*DATA SUPPLIED*
START

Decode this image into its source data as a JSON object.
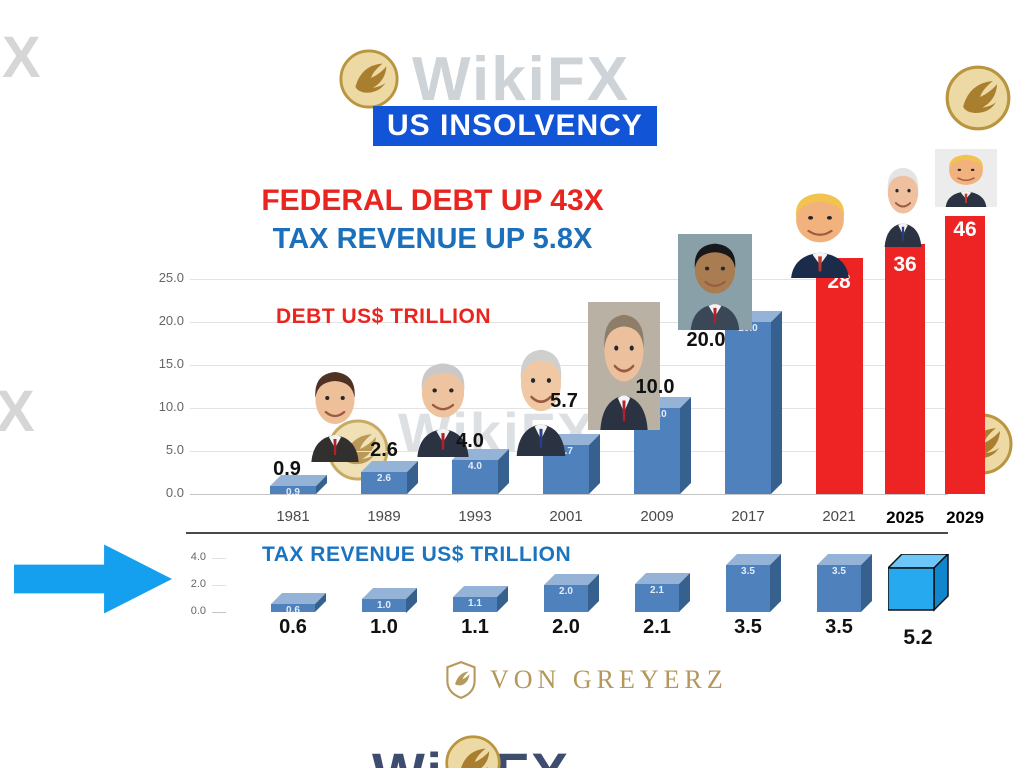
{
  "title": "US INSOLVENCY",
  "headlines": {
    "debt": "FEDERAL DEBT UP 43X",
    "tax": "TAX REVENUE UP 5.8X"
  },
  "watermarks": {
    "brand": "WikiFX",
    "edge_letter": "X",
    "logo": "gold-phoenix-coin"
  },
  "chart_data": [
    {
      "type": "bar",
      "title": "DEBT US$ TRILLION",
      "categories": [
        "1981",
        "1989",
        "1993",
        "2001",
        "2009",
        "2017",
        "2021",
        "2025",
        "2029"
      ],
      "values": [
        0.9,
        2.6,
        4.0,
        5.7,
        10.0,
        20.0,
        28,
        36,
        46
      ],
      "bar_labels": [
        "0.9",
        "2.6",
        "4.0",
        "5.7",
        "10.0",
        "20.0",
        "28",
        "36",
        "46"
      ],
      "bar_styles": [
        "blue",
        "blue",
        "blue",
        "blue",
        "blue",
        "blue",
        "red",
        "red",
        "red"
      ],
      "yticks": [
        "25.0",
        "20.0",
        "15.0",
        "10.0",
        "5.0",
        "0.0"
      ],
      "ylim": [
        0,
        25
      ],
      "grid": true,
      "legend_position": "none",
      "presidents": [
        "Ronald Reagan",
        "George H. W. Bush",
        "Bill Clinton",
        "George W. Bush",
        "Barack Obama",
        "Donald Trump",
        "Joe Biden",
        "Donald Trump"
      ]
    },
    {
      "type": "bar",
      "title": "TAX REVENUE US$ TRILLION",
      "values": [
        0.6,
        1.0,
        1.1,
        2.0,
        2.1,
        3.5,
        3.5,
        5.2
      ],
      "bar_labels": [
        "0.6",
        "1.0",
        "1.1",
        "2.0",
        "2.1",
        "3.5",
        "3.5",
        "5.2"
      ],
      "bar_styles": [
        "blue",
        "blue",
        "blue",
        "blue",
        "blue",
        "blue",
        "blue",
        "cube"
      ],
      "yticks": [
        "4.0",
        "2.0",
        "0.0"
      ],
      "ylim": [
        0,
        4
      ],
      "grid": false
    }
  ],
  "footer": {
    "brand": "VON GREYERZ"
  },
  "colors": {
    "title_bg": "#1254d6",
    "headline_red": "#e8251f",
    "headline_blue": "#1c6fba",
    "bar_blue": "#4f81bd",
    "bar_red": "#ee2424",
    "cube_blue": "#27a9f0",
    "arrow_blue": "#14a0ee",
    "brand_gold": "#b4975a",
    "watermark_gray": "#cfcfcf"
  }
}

END

Gather each line of the records holding the string "REVENUE".

*RESPONSE TO THE TASK*
    "tax": "TAX REVENUE UP 5.8X"
      "title": "TAX REVENUE US$ TRILLION",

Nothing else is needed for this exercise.